▸ Brief
Reproduce nothing but the lines from the one with "What's the underlying" through the one with "What data populates", exactly and with both ends. Omit pictures.

▸ Provided information
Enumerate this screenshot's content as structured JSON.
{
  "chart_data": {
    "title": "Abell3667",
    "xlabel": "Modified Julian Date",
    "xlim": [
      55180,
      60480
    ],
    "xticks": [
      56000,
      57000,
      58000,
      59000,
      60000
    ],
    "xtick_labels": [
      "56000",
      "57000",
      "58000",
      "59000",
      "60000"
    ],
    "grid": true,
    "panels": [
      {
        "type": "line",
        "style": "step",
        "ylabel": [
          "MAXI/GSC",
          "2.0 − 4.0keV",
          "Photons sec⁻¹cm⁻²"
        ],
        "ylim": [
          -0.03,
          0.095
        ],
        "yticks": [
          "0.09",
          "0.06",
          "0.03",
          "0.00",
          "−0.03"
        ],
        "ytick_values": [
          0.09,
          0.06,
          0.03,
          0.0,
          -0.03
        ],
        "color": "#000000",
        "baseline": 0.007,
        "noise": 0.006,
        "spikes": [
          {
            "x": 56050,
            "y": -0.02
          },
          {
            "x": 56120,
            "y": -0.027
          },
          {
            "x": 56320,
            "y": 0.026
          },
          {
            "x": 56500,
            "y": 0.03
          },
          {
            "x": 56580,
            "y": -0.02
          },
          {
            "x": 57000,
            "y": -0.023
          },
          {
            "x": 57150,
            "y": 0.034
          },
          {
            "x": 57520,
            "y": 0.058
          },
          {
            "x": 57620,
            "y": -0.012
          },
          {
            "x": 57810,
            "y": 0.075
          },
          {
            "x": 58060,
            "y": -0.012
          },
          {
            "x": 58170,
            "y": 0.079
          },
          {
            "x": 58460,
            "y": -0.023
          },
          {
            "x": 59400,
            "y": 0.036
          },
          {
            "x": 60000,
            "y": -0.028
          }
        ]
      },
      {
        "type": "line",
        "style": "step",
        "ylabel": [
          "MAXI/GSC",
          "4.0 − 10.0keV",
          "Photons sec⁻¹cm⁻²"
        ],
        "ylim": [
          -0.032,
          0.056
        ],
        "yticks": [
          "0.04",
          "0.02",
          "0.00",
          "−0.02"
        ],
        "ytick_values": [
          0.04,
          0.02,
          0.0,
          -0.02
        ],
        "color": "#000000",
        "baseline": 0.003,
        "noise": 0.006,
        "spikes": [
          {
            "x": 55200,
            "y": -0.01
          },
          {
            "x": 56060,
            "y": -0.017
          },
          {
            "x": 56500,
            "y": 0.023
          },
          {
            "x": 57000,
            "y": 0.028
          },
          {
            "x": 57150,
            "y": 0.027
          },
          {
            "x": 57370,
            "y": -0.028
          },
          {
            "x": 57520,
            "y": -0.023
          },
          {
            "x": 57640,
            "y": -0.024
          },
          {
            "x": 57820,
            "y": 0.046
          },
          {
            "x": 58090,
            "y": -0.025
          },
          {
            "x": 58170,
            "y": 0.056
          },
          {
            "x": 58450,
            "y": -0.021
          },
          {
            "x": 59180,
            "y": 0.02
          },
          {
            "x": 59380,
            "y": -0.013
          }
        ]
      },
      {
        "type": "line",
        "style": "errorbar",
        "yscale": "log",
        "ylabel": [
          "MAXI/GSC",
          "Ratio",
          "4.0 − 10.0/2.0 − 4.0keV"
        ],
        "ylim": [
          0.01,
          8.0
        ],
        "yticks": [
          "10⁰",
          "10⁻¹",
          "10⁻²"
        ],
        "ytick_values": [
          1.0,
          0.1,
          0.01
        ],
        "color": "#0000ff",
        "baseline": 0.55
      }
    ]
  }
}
==
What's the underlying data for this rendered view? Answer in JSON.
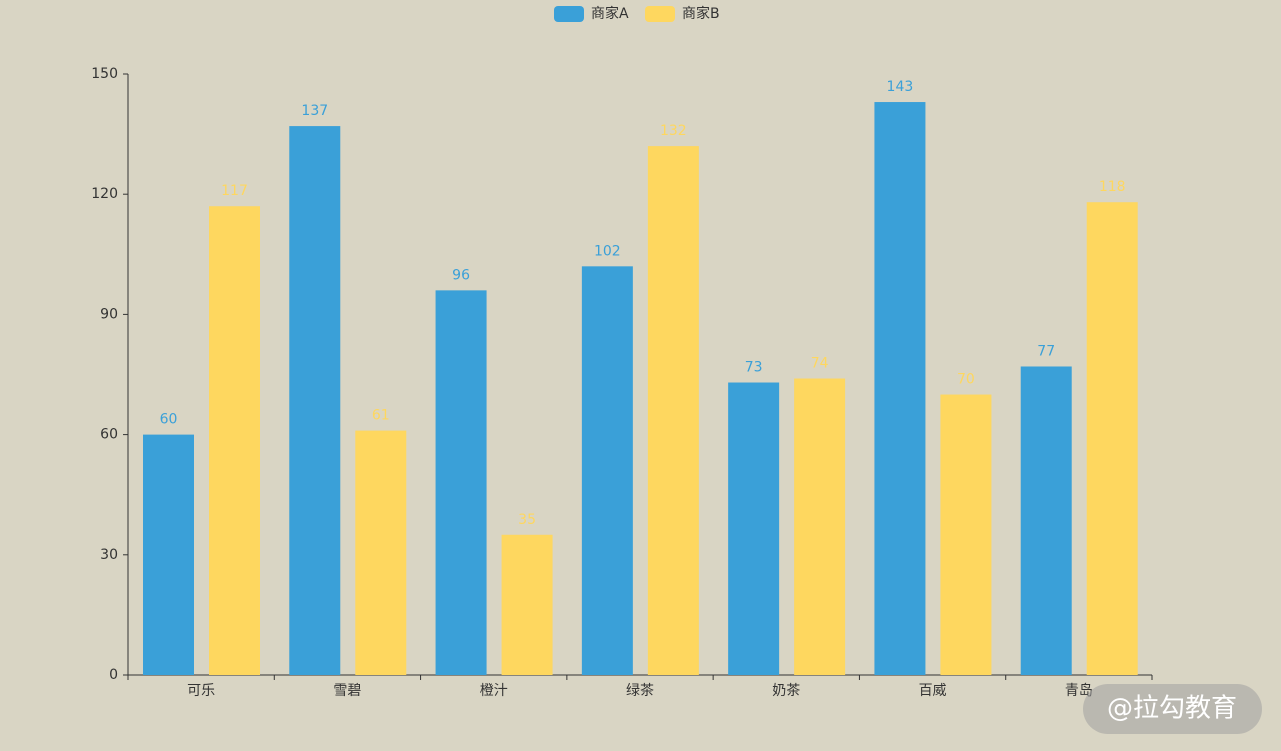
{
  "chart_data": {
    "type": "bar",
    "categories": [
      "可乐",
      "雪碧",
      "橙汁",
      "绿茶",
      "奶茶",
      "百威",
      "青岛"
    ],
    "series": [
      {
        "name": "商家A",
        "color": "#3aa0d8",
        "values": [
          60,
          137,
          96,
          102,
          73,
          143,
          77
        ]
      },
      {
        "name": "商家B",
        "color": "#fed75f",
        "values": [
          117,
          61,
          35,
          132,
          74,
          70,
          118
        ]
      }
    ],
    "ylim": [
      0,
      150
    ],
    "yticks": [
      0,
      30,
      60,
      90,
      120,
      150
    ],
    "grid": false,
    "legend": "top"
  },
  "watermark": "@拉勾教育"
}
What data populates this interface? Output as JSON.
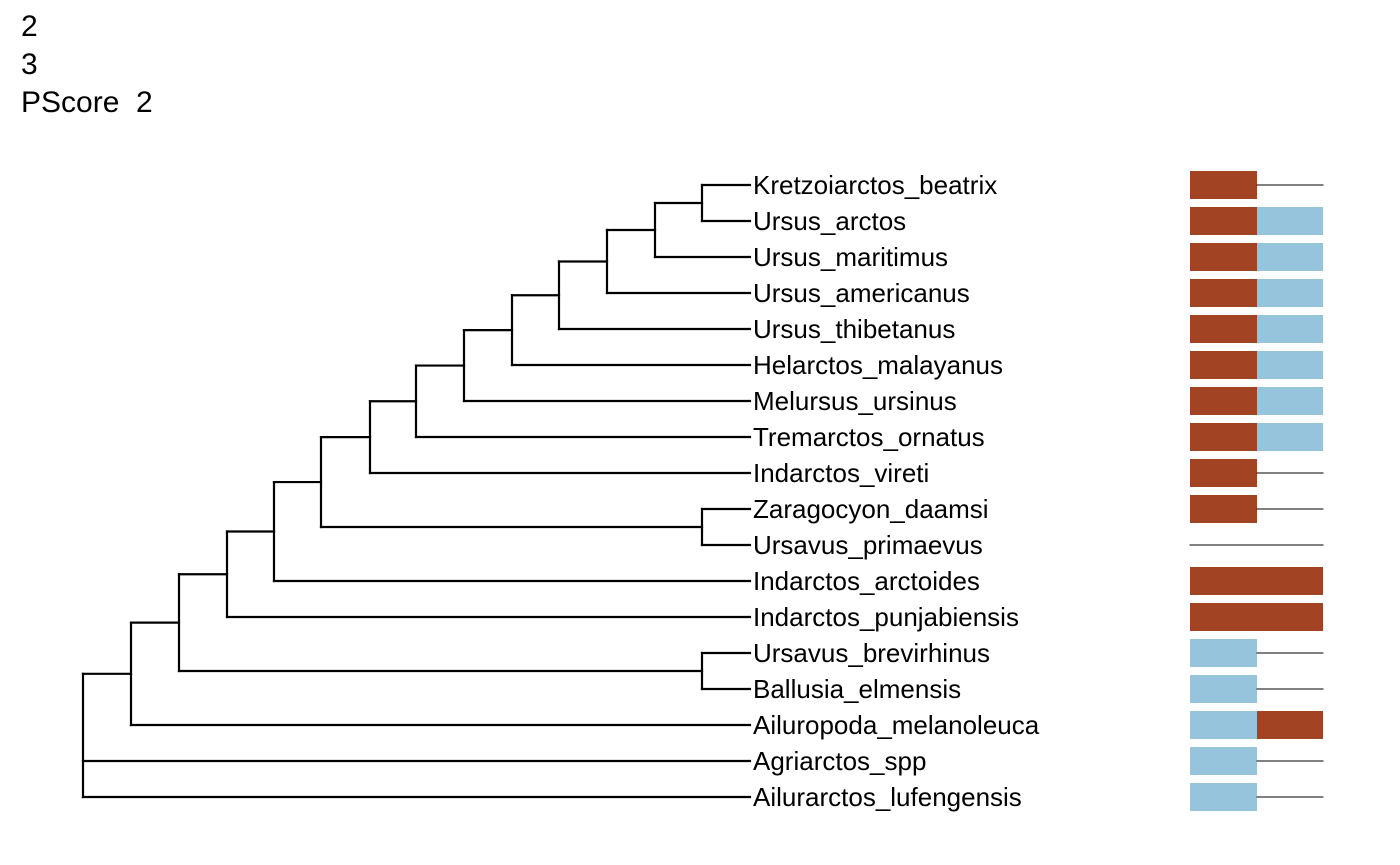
--
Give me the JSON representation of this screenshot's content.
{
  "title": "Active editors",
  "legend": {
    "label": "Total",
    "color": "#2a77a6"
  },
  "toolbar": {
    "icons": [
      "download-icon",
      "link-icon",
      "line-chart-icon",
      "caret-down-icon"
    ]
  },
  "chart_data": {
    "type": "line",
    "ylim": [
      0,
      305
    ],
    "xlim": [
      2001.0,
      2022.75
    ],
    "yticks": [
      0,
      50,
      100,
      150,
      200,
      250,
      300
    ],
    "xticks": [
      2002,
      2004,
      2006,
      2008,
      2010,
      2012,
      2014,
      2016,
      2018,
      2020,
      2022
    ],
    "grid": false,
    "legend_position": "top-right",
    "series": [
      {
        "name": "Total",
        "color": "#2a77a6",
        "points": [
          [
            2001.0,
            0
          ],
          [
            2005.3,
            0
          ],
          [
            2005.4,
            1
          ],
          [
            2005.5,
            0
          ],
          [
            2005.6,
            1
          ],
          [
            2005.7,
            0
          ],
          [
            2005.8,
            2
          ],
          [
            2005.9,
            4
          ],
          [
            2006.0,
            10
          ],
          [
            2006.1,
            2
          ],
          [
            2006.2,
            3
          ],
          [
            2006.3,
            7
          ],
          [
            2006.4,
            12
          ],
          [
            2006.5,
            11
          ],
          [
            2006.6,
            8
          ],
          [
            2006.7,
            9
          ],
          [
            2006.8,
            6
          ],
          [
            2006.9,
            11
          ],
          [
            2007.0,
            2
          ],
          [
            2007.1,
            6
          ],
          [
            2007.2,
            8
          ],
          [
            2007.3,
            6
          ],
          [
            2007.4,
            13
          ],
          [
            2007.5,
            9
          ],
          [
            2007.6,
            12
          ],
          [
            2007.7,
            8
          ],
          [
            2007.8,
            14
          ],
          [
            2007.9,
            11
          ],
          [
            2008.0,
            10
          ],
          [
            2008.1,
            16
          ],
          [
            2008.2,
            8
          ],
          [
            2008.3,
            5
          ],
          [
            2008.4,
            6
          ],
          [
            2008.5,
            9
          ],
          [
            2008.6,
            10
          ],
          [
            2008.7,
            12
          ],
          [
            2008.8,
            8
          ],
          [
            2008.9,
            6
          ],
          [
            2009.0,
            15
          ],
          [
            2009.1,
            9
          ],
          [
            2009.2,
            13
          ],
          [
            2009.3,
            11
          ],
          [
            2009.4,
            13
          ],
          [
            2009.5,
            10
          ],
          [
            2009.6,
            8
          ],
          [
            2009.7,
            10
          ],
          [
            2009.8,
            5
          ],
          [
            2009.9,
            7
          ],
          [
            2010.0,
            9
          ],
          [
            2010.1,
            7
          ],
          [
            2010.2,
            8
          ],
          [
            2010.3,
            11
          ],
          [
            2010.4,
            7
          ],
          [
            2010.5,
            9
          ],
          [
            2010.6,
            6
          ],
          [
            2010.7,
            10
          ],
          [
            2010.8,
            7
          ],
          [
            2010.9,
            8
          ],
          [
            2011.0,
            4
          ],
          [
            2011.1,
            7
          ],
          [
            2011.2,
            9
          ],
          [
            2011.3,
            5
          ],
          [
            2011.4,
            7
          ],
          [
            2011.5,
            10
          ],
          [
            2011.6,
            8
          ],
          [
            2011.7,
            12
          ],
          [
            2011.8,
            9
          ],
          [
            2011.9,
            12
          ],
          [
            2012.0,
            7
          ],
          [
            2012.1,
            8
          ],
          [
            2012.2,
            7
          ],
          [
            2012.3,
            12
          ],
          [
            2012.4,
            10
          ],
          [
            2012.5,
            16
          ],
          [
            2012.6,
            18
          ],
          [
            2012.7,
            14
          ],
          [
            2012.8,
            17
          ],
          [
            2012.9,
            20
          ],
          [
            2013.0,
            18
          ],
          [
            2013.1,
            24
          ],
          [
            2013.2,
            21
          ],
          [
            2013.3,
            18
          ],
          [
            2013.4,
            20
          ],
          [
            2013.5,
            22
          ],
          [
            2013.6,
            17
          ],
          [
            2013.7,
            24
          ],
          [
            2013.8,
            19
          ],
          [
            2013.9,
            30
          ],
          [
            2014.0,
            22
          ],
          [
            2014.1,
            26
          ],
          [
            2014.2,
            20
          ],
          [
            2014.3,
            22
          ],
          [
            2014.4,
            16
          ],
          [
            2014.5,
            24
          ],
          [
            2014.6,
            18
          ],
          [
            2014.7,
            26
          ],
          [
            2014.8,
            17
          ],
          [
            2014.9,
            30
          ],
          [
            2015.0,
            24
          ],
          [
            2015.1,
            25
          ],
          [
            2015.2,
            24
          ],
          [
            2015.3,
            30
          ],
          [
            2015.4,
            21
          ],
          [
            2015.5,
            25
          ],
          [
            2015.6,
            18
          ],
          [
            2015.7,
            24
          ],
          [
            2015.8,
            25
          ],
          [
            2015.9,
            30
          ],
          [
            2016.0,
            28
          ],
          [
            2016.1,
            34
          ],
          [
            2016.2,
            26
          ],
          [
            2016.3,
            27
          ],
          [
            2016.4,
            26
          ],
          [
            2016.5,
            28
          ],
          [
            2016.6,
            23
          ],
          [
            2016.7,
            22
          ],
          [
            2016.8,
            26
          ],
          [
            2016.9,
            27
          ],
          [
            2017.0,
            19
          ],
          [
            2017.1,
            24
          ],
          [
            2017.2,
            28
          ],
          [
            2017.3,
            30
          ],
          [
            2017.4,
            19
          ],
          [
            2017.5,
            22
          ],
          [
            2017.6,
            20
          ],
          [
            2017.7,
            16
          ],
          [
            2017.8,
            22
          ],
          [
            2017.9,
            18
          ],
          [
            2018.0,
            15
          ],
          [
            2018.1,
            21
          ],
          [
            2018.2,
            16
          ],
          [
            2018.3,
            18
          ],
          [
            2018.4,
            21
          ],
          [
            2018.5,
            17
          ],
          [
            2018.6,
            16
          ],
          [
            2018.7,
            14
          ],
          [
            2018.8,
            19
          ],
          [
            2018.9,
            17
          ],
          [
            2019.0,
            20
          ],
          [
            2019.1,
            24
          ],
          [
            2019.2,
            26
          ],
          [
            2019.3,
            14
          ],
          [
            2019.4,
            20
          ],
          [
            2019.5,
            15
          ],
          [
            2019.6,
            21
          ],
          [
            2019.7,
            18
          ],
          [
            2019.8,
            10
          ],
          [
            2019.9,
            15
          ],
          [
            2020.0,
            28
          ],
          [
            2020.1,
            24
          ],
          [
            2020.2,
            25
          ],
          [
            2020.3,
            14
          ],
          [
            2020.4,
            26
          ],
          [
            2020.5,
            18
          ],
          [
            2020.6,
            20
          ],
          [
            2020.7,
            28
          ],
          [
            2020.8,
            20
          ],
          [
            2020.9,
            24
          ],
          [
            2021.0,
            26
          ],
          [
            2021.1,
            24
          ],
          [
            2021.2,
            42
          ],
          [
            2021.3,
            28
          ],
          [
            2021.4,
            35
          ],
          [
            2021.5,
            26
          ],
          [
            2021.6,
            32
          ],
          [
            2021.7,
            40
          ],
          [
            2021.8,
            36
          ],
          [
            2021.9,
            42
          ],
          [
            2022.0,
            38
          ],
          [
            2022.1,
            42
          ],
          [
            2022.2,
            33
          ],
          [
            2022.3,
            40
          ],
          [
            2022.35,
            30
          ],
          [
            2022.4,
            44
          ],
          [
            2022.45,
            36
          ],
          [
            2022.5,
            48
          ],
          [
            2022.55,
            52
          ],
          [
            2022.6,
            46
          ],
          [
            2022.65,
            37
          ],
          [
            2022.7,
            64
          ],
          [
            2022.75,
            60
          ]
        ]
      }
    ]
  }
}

▸ Answer to the exercise
What's the underlying data for this rendered view? Answer in JSON.
{
  "chart_data": {
    "type": "bar",
    "categories": [
      "可乐",
      "雪碧",
      "橙汁",
      "绿茶",
      "奶茶",
      "百威",
      "青岛"
    ],
    "series": [
      {
        "name": "商家A",
        "color": "#3aa0d8",
        "values": [
          60,
          137,
          96,
          102,
          73,
          143,
          77
        ]
      },
      {
        "name": "商家B",
        "color": "#fed75f",
        "values": [
          117,
          61,
          35,
          132,
          74,
          70,
          118
        ]
      }
    ],
    "ylim": [
      0,
      150
    ],
    "yticks": [
      0,
      30,
      60,
      90,
      120,
      150
    ],
    "grid": false,
    "legend": "top"
  },
  "watermark": "@拉勾教育"
}
What data populates this interface? Output as JSON.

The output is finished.